Determine how many lines carry the word "прибыли". Output that number only.

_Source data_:
:::::
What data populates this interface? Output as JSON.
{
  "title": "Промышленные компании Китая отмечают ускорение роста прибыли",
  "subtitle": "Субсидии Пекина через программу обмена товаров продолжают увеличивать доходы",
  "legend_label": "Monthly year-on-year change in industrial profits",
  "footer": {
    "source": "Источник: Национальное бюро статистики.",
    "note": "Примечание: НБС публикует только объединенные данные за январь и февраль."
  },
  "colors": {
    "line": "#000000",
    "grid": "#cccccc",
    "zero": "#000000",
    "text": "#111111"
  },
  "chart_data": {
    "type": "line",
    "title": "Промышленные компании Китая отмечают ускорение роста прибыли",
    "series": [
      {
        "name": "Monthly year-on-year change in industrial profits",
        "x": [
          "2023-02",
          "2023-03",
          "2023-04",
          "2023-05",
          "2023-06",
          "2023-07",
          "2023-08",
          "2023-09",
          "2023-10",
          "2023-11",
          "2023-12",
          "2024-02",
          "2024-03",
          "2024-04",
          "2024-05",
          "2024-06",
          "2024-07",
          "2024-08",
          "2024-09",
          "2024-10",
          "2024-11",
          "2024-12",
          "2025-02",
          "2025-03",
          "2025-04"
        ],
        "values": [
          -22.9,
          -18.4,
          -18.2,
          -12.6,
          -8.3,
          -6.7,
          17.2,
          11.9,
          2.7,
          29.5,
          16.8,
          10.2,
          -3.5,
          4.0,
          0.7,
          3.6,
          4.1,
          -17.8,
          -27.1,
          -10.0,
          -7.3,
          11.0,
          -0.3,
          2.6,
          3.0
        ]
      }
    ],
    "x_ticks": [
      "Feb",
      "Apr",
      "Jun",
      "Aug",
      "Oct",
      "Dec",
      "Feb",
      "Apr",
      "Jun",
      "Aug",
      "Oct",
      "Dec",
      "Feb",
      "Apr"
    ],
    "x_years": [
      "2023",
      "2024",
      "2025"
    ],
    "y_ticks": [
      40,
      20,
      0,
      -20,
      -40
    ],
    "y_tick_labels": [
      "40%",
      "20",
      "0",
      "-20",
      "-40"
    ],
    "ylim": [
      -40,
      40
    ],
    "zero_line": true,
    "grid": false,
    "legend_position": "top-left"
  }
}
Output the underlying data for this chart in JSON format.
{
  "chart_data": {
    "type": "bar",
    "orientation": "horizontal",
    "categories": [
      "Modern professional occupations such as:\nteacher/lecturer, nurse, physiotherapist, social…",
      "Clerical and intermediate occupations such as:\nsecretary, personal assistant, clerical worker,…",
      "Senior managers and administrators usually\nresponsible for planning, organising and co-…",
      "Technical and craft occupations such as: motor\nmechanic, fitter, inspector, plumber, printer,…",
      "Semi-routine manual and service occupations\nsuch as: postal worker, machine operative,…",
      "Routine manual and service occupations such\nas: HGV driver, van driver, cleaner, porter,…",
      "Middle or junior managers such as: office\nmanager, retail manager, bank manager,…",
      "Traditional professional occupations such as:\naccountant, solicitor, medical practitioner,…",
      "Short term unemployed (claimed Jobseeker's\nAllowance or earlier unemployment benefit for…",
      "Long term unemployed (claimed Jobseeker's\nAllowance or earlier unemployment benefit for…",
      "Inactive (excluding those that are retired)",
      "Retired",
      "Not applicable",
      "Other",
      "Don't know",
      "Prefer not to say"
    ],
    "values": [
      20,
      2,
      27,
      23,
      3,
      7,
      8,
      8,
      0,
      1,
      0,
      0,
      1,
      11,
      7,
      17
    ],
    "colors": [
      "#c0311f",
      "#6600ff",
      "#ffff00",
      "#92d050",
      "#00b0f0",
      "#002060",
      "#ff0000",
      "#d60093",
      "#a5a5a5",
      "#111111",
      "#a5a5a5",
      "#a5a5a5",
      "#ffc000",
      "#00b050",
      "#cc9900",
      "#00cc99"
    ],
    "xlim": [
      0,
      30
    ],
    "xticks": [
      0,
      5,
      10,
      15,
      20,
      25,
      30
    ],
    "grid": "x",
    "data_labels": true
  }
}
:::::
_Solution to the exercise_: 2